═════ Exercise material

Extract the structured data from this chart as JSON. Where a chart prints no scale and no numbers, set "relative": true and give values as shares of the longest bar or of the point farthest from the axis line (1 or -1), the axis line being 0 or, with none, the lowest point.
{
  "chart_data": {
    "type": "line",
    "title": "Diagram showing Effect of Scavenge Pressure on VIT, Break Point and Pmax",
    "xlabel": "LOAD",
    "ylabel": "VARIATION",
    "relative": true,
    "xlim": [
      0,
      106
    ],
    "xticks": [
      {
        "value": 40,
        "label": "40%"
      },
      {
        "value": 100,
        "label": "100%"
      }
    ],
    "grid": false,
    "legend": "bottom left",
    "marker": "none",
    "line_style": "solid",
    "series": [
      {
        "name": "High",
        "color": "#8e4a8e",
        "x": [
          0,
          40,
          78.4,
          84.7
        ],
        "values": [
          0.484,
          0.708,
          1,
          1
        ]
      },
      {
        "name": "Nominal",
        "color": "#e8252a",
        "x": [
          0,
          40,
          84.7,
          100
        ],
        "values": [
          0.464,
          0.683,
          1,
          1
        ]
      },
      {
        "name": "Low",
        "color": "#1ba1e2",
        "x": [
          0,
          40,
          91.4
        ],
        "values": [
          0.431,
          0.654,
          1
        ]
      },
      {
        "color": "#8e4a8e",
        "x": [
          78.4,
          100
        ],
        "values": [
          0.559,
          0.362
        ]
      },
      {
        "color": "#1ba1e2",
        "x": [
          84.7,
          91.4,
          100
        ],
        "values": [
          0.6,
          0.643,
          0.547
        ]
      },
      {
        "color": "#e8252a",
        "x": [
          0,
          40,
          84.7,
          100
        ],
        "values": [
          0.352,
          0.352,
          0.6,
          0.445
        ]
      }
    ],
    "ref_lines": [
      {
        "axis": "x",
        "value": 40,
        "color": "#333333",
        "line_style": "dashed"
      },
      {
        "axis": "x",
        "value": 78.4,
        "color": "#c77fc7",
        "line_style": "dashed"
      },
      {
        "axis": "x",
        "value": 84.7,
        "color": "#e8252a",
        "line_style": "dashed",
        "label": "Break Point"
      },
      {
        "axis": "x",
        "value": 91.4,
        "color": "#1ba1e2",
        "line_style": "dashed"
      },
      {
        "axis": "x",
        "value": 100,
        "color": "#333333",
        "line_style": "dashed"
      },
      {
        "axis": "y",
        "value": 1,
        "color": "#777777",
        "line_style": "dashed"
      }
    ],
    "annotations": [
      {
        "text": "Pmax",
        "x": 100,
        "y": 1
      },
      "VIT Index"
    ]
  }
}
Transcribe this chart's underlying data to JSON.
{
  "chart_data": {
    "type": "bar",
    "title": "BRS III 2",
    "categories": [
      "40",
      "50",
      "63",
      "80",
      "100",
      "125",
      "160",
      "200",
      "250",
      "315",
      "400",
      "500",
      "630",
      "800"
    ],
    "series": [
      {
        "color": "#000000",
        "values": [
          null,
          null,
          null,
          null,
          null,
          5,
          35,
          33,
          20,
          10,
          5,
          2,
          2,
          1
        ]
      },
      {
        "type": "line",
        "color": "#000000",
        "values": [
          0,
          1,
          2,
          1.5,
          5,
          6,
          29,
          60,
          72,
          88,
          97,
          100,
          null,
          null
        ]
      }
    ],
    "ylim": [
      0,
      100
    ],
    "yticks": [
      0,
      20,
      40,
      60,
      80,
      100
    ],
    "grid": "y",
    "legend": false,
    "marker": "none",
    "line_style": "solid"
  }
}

══════════

Print the whole listing exactly as it is.

Extract the structured data from this chart as JSON. Where a chart prints no scale and no numbers, set "relative": true and give values as shares of the longest bar or of the point farthest from the axis line (1 or -1), the axis line being 0 or, with none, the lowest point.
{
  "chart_data": {
    "type": "line",
    "title": "Diagram showing Effect of Scavenge Pressure on VIT, Break Point and Pmax",
    "xlabel": "LOAD",
    "ylabel": "VARIATION",
    "relative": true,
    "xlim": [
      0,
      106
    ],
    "xticks": [
      {
        "value": 40,
        "label": "40%"
      },
      {
        "value": 100,
        "label": "100%"
      }
    ],
    "grid": false,
    "legend": "bottom left",
    "marker": "none",
    "line_style": "solid",
    "series": [
      {
        "name": "High",
        "color": "#8e4a8e",
        "x": [
          0,
          40,
          78.4,
          84.7
        ],
        "values": [
          0.484,
          0.708,
          1,
          1
        ]
      },
      {
        "name": "Nominal",
        "color": "#e8252a",
        "x": [
          0,
          40,
          84.7,
          100
        ],
        "values": [
          0.464,
          0.683,
          1,
          1
        ]
      },
      {
        "name": "Low",
        "color": "#1ba1e2",
        "x": [
          0,
          40,
          91.4
        ],
        "values": [
          0.431,
          0.654,
          1
        ]
      },
      {
        "color": "#8e4a8e",
        "x": [
          78.4,
          100
        ],
        "values": [
          0.559,
          0.362
        ]
      },
      {
        "color": "#1ba1e2",
        "x": [
          84.7,
          91.4,
          100
        ],
        "values": [
          0.6,
          0.643,
          0.547
        ]
      },
      {
        "color": "#e8252a",
        "x": [
          0,
          40,
          84.7,
          100
        ],
        "values": [
          0.352,
          0.352,
          0.6,
          0.445
        ]
      }
    ],
    "ref_lines": [
      {
        "axis": "x",
        "value": 40,
        "color": "#333333",
        "line_style": "dashed"
      },
      {
        "axis": "x",
        "value": 78.4,
        "color": "#c77fc7",
        "line_style": "dashed"
      },
      {
        "axis": "x",
        "value": 84.7,
        "color": "#e8252a",
        "line_style": "dashed",
        "label": "Break Point"
      },
      {
        "axis": "x",
        "value": 91.4,
        "color": "#1ba1e2",
        "line_style": "dashed"
      },
      {
        "axis": "x",
        "value": 100,
        "color": "#333333",
        "line_style": "dashed"
      },
      {
        "axis": "y",
        "value": 1,
        "color": "#777777",
        "line_style": "dashed"
      }
    ],
    "annotations": [
      {
        "text": "Pmax",
        "x": 100,
        "y": 1
      },
      "VIT Index"
    ]
  }
}
Transcribe this chart's underlying data to JSON.
{
  "chart_data": {
    "type": "bar",
    "title": "BRS III 2",
    "categories": [
      "40",
      "50",
      "63",
      "80",
      "100",
      "125",
      "160",
      "200",
      "250",
      "315",
      "400",
      "500",
      "630",
      "800"
    ],
    "series": [
      {
        "color": "#000000",
        "values": [
          null,
          null,
          null,
          null,
          null,
          5,
          35,
          33,
          20,
          10,
          5,
          2,
          2,
          1
        ]
      },
      {
        "type": "line",
        "color": "#000000",
        "values": [
          0,
          1,
          2,
          1.5,
          5,
          6,
          29,
          60,
          72,
          88,
          97,
          100,
          null,
          null
        ]
      }
    ],
    "ylim": [
      0,
      100
    ],
    "yticks": [
      0,
      20,
      40,
      60,
      80,
      100
    ],
    "grid": "y",
    "legend": false,
    "marker": "none",
    "line_style": "solid"
  }
}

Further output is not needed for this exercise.